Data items
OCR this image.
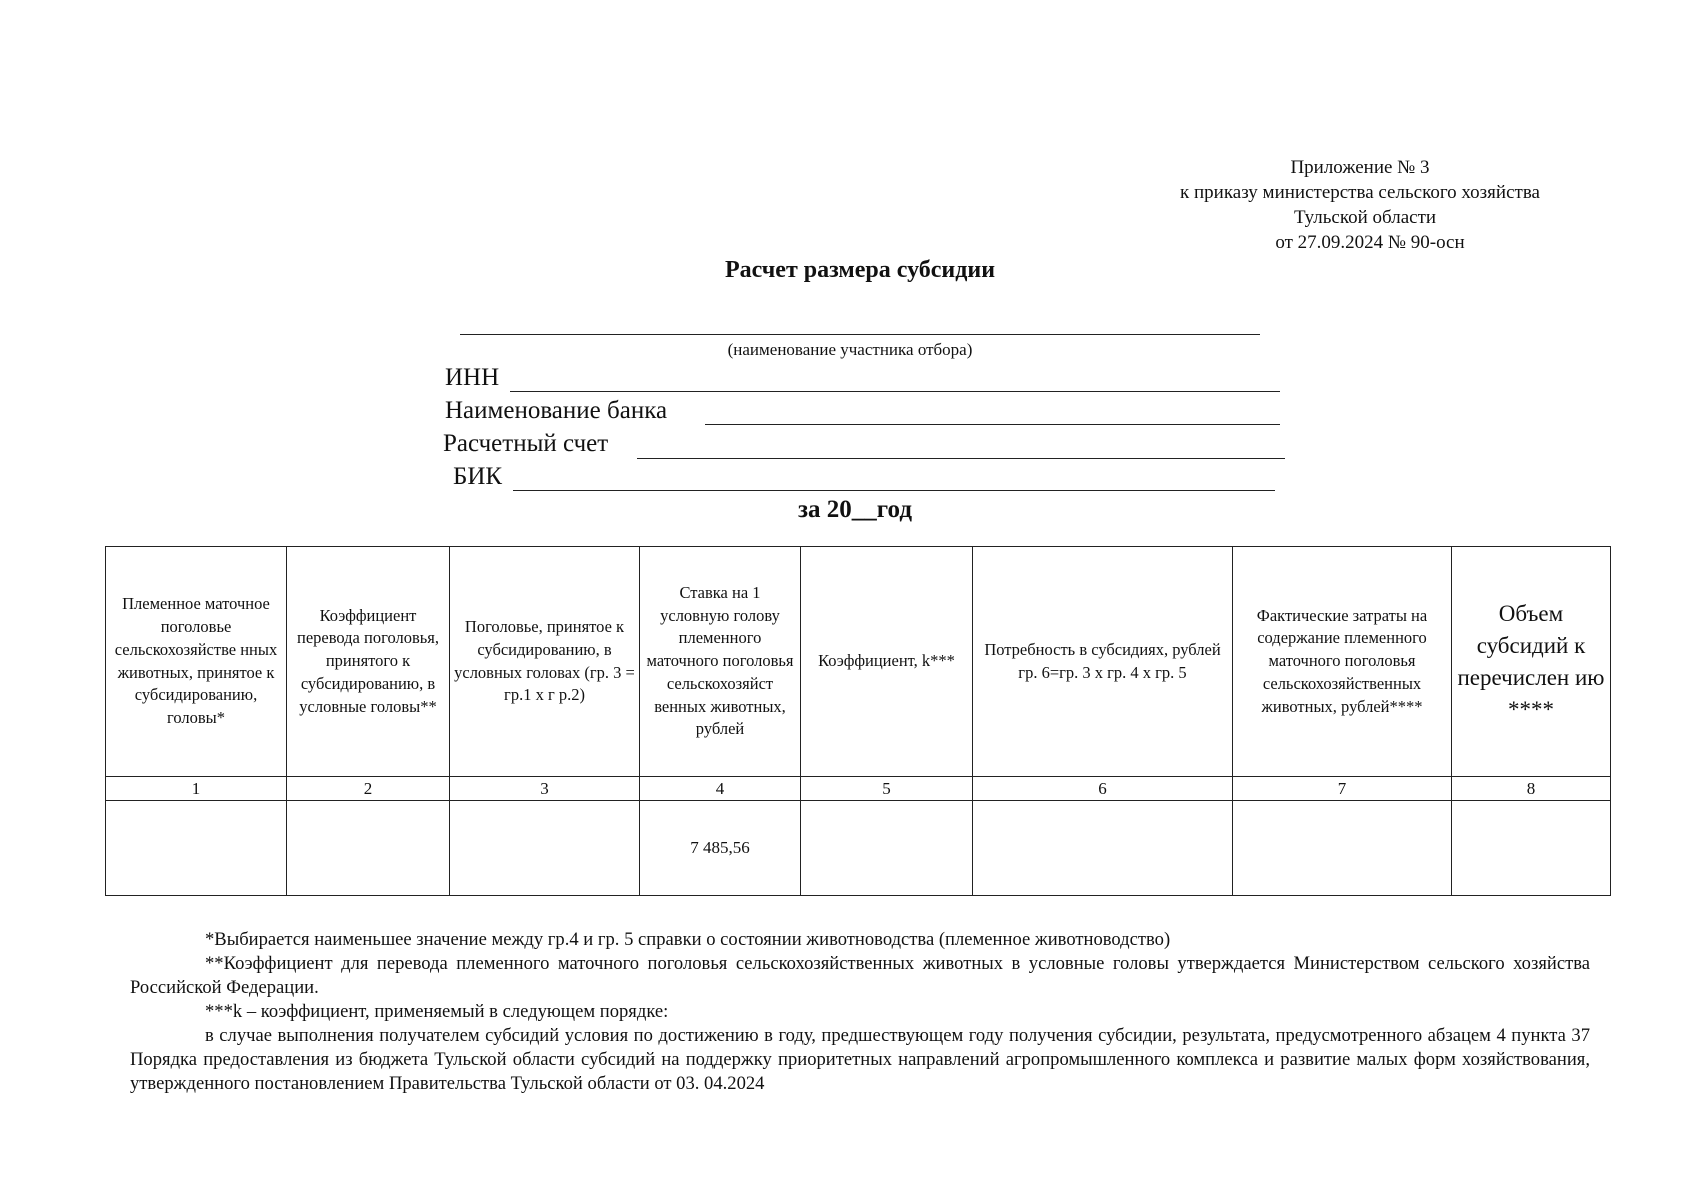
Приложение № 3
к приказу министерства сельского хозяйства
Тульской области
от 27.09.2024 № 90-осн
Расчет размера субсидии
(наименование участника отбора)
ИНН
Наименование банка
Расчетный счет
БИК
за 20__год
Племенное маточное поголовье сельскохозяйстве нных животных, принятое к субсидированию, головы*	Коэффициент перевода поголовья, принятого к субсидированию, в условные головы**	Поголовье, принятое к субсидированию, в условных головах (гр. 3 = гр.1 х г р.2)	Ставка на 1 условную голову племенного маточного поголовья сельскохозяйст венных животных, рублей	Коэффициент, k***	Потребность в субсидиях, рублей гр. 6=гр. 3 х гр. 4 х гр. 5	Фактические затраты на содержание племенного маточного поголовья сельскохозяйственных животных, рублей****	Объем субсидий к перечислен ию ****
1	2	3	4	5	6	7	8
			7 485,56				

*Выбирается наименьшее значение между гр.4 и гр. 5 справки о состоянии животноводства (племенное животноводство)

**Коэффициент для перевода племенного маточного поголовья сельскохозяйственных животных в условные головы утверждается Министерством сельского хозяйства Российской Федерации.

***k – коэффициент, применяемый в следующем порядке:

в случае выполнения получателем субсидий условия по достижению в году, предшествующем году получения субсидии, результата, предусмотренного абзацем 4 пункта 37 Порядка предоставления из бюджета Тульской области субсидий на поддержку приоритетных направлений агропромышленного комплекса и развитие малых форм хозяйствования, утвержденного постановлением Правительства Тульской области от 03. 04.2024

- _PROBLEM STATEMENT_
Images in the data above are to be skipped. Retype all other material exactly.

- _RESULT OF THIS EXERCISE_
OCR this image.
Приложение № 3
к приказу министерства сельского хозяйства
Тульской области
от 27.09.2024 № 90-осн
Расчет размера субсидии
(наименование участника отбора)
ИНН
Наименование банка
Расчетный счет
БИК
за 20__год
Племенное маточное поголовье сельскохозяйстве нных животных, принятое к субсидированию, головы*	Коэффициент перевода поголовья, принятого к субсидированию, в условные головы**	Поголовье, принятое к субсидированию, в условных головах (гр. 3 = гр.1 х г р.2)	Ставка на 1 условную голову племенного маточного поголовья сельскохозяйст венных животных, рублей	Коэффициент, k***	Потребность в субсидиях, рублей гр. 6=гр. 3 х гр. 4 х гр. 5	Фактические затраты на содержание племенного маточного поголовья сельскохозяйственных животных, рублей****	Объем субсидий к перечислен ию ****
1	2	3	4	5	6	7	8
			7 485,56				

*Выбирается наименьшее значение между гр.4 и гр. 5 справки о состоянии животноводства (племенное животноводство)

**Коэффициент для перевода племенного маточного поголовья сельскохозяйственных животных в условные головы утверждается Министерством сельского хозяйства Российской Федерации.

***k – коэффициент, применяемый в следующем порядке:

в случае выполнения получателем субсидий условия по достижению в году, предшествующем году получения субсидии, результата, предусмотренного абзацем 4 пункта 37 Порядка предоставления из бюджета Тульской области субсидий на поддержку приоритетных направлений агропромышленного комплекса и развитие малых форм хозяйствования, утвержденного постановлением Правительства Тульской области от 03. 04.2024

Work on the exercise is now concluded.